(Recorded data)
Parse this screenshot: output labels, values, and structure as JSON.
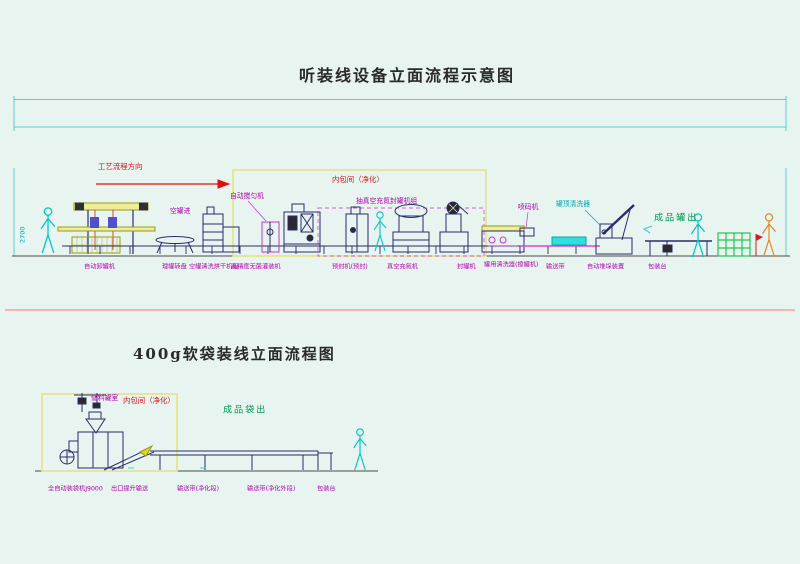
{
  "colors": {
    "background": "#e7f4f0",
    "cad_line_navy": "#2b2b6e",
    "cyan_accent": "#3fcfcf",
    "magenta_label": "#b400b4",
    "red_label": "#e01010",
    "green_label": "#009a55",
    "olive_frame": "#9a9a10",
    "pale_yellow_room": "#e3e388",
    "pink_divider": "#ff9b9b"
  },
  "top": {
    "title": "听装线设备立面流程示意图",
    "flow_dir": "工艺流程方向",
    "clean_room": "内包间（净化）",
    "dim": "2700",
    "callouts": {
      "mixer": "自动搅匀机",
      "empty_can_in": "空罐进",
      "vacuum_group": "抽真空充氮封罐机组",
      "coder": "喷码机",
      "can_top_washer": "罐顶清洗器",
      "product_out": "成品罐出"
    },
    "machines": [
      "自动卸罐机",
      "理罐转盘",
      "空罐清洗烘干机组",
      "高精度无菌灌装机",
      "预封机(预封)",
      "真空充氮机",
      "封罐机",
      "罐用清洗器(擦罐机)",
      "输送带",
      "自动堆垛装置",
      "包装台"
    ]
  },
  "bottom": {
    "title": "400g软袋装线立面流程图",
    "clean_room": "内包间（净化）",
    "hopper_room": "储料罐室",
    "product_out": "成品袋出",
    "machines": [
      "全自动装袋机J9000",
      "出口提升输送",
      "输送带(净化段)",
      "输送带(净化外段)",
      "包装台"
    ]
  }
}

### TASK INSTRUCTIONS:
Output every entry verbatim. Pictures do not belong in the copy.

### CORRECT OUTPUT:
Parse this screenshot: output labels, values, and structure as JSON.
{
  "colors": {
    "background": "#e7f4f0",
    "cad_line_navy": "#2b2b6e",
    "cyan_accent": "#3fcfcf",
    "magenta_label": "#b400b4",
    "red_label": "#e01010",
    "green_label": "#009a55",
    "olive_frame": "#9a9a10",
    "pale_yellow_room": "#e3e388",
    "pink_divider": "#ff9b9b"
  },
  "top": {
    "title": "听装线设备立面流程示意图",
    "flow_dir": "工艺流程方向",
    "clean_room": "内包间（净化）",
    "dim": "2700",
    "callouts": {
      "mixer": "自动搅匀机",
      "empty_can_in": "空罐进",
      "vacuum_group": "抽真空充氮封罐机组",
      "coder": "喷码机",
      "can_top_washer": "罐顶清洗器",
      "product_out": "成品罐出"
    },
    "machines": [
      "自动卸罐机",
      "理罐转盘",
      "空罐清洗烘干机组",
      "高精度无菌灌装机",
      "预封机(预封)",
      "真空充氮机",
      "封罐机",
      "罐用清洗器(擦罐机)",
      "输送带",
      "自动堆垛装置",
      "包装台"
    ]
  },
  "bottom": {
    "title": "400g软袋装线立面流程图",
    "clean_room": "内包间（净化）",
    "hopper_room": "储料罐室",
    "product_out": "成品袋出",
    "machines": [
      "全自动装袋机J9000",
      "出口提升输送",
      "输送带(净化段)",
      "输送带(净化外段)",
      "包装台"
    ]
  }
}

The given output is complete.